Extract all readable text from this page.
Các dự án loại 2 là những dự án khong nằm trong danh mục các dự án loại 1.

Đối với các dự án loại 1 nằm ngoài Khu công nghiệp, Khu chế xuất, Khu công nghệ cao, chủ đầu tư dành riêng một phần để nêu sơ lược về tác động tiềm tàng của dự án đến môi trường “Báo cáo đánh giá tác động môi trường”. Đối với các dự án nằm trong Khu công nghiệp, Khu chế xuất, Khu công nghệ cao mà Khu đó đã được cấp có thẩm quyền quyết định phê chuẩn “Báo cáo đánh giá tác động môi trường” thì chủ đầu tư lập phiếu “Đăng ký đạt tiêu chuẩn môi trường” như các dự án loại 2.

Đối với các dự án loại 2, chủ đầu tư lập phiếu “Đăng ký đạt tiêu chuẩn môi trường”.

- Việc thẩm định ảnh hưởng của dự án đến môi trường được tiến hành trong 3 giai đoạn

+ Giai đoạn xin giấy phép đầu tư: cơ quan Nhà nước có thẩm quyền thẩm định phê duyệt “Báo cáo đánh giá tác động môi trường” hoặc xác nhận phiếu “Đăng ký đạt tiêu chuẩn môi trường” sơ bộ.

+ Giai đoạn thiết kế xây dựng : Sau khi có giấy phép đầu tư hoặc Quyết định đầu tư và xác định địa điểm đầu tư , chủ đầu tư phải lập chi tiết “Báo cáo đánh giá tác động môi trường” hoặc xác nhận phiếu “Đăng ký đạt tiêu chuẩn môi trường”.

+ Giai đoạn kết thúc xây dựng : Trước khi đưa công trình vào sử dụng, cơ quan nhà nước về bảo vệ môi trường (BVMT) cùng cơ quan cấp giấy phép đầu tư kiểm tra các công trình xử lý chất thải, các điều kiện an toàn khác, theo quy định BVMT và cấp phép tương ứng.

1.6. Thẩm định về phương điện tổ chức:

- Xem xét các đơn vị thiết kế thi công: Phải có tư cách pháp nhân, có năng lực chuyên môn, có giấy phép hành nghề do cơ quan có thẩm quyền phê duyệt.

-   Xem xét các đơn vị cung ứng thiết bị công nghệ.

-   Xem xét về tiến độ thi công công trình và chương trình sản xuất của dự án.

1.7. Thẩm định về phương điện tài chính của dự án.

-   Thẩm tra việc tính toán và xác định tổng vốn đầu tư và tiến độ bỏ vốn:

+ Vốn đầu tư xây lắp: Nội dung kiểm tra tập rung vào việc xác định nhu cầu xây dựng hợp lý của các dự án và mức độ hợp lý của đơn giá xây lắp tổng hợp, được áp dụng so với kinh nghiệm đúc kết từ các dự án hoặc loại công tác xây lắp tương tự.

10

● **WHAT THE EXERCISE ASKS**: Each line of the material should be duplicated exactly, please.

● **WRITTEN RESPONSE**:
Extract all readable text from this page.
Các dự án loại 2 là những dự án khong nằm trong danh mục các dự án loại 1.

Đối với các dự án loại 1 nằm ngoài Khu công nghiệp, Khu chế xuất, Khu công nghệ cao, chủ đầu tư dành riêng một phần để nêu sơ lược về tác động tiềm tàng của dự án đến môi trường “Báo cáo đánh giá tác động môi trường”. Đối với các dự án nằm trong Khu công nghiệp, Khu chế xuất, Khu công nghệ cao mà Khu đó đã được cấp có thẩm quyền quyết định phê chuẩn “Báo cáo đánh giá tác động môi trường” thì chủ đầu tư lập phiếu “Đăng ký đạt tiêu chuẩn môi trường” như các dự án loại 2.

Đối với các dự án loại 2, chủ đầu tư lập phiếu “Đăng ký đạt tiêu chuẩn môi trường”.

- Việc thẩm định ảnh hưởng của dự án đến môi trường được tiến hành trong 3 giai đoạn

+ Giai đoạn xin giấy phép đầu tư: cơ quan Nhà nước có thẩm quyền thẩm định phê duyệt “Báo cáo đánh giá tác động môi trường” hoặc xác nhận phiếu “Đăng ký đạt tiêu chuẩn môi trường” sơ bộ.

+ Giai đoạn thiết kế xây dựng : Sau khi có giấy phép đầu tư hoặc Quyết định đầu tư và xác định địa điểm đầu tư , chủ đầu tư phải lập chi tiết “Báo cáo đánh giá tác động môi trường” hoặc xác nhận phiếu “Đăng ký đạt tiêu chuẩn môi trường”.

+ Giai đoạn kết thúc xây dựng : Trước khi đưa công trình vào sử dụng, cơ quan nhà nước về bảo vệ môi trường (BVMT) cùng cơ quan cấp giấy phép đầu tư kiểm tra các công trình xử lý chất thải, các điều kiện an toàn khác, theo quy định BVMT và cấp phép tương ứng.

1.6. Thẩm định về phương điện tổ chức:

- Xem xét các đơn vị thiết kế thi công: Phải có tư cách pháp nhân, có năng lực chuyên môn, có giấy phép hành nghề do cơ quan có thẩm quyền phê duyệt.

-   Xem xét các đơn vị cung ứng thiết bị công nghệ.

-   Xem xét về tiến độ thi công công trình và chương trình sản xuất của dự án.

1.7. Thẩm định về phương điện tài chính của dự án.

-   Thẩm tra việc tính toán và xác định tổng vốn đầu tư và tiến độ bỏ vốn:

+ Vốn đầu tư xây lắp: Nội dung kiểm tra tập rung vào việc xác định nhu cầu xây dựng hợp lý của các dự án và mức độ hợp lý của đơn giá xây lắp tổng hợp, được áp dụng so với kinh nghiệm đúc kết từ các dự án hoặc loại công tác xây lắp tương tự.

10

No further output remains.